> [Short problem]: Without the images, write out all of the following entries exactly.

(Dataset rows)
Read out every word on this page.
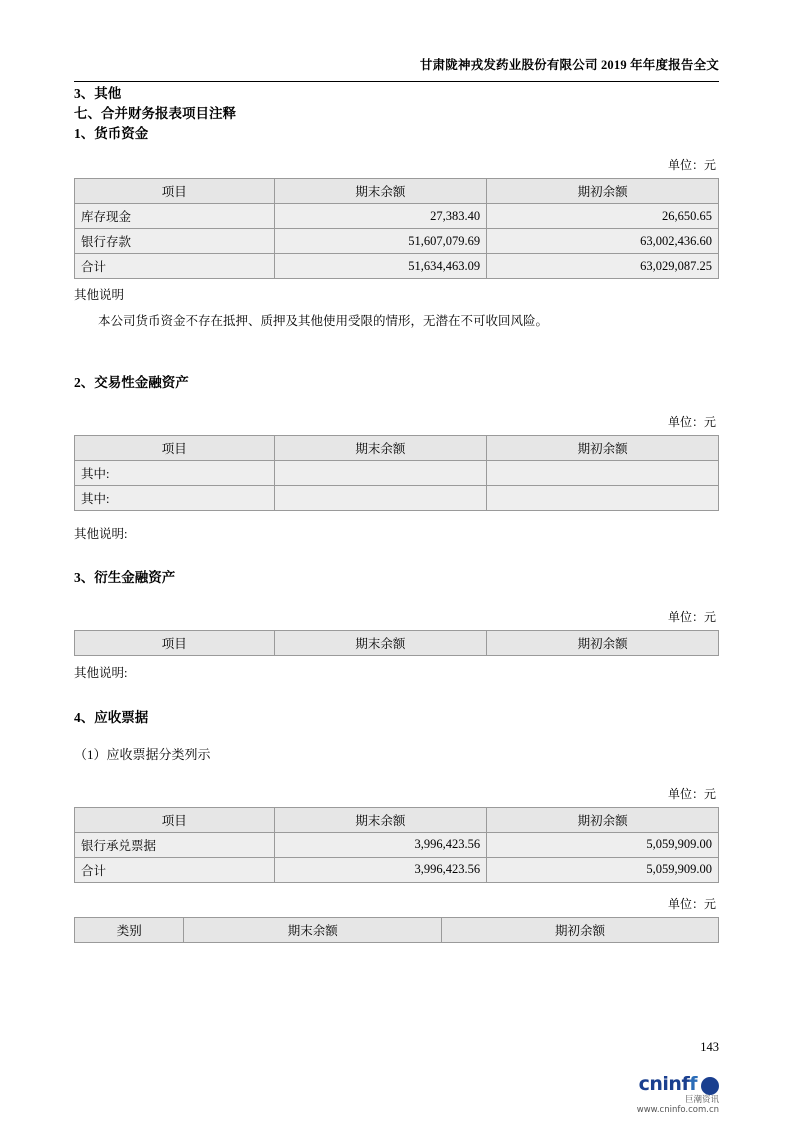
甘肃陇神戎发药业股份有限公司 2019 年年度报告全文
3、其他
七、合并财务报表项目注释
1、货币资金
单位：元
项目	期末余额	期初余额
库存现金	27,383.40	26,650.65
银行存款	51,607,079.69	63,002,436.60
合计	51,634,463.09	63,029,087.25
其他说明
本公司货币资金不存在抵押、质押及其他使用受限的情形，无潜在不可收回风险。
2、交易性金融资产
单位：元
项目	期末余额	期初余额
其中:		
其中:		
其他说明:
3、衍生金融资产
单位：元
项目	期末余额	期初余额
其他说明:
4、应收票据
（1）应收票据分类列示
单位：元
项目	期末余额	期初余额
银行承兑票据	3,996,423.56	5,059,909.00
合计	3,996,423.56	5,059,909.00
单位：元
类别	期末余额	期初余额
143
cninff
巨潮资讯
www.cninfo.com.cn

> [Task output]:
Read out every word on this page.
甘肃陇神戎发药业股份有限公司 2019 年年度报告全文
3、其他
七、合并财务报表项目注释
1、货币资金
单位：元
项目	期末余额	期初余额
库存现金	27,383.40	26,650.65
银行存款	51,607,079.69	63,002,436.60
合计	51,634,463.09	63,029,087.25
其他说明
本公司货币资金不存在抵押、质押及其他使用受限的情形，无潜在不可收回风险。
2、交易性金融资产
单位：元
项目	期末余额	期初余额
其中:		
其中:		
其他说明:
3、衍生金融资产
单位：元
项目	期末余额	期初余额
其他说明:
4、应收票据
（1）应收票据分类列示
单位：元
项目	期末余额	期初余额
银行承兑票据	3,996,423.56	5,059,909.00
合计	3,996,423.56	5,059,909.00
单位：元
类别	期末余额	期初余额
143
cninff
巨潮资讯
www.cninfo.com.cn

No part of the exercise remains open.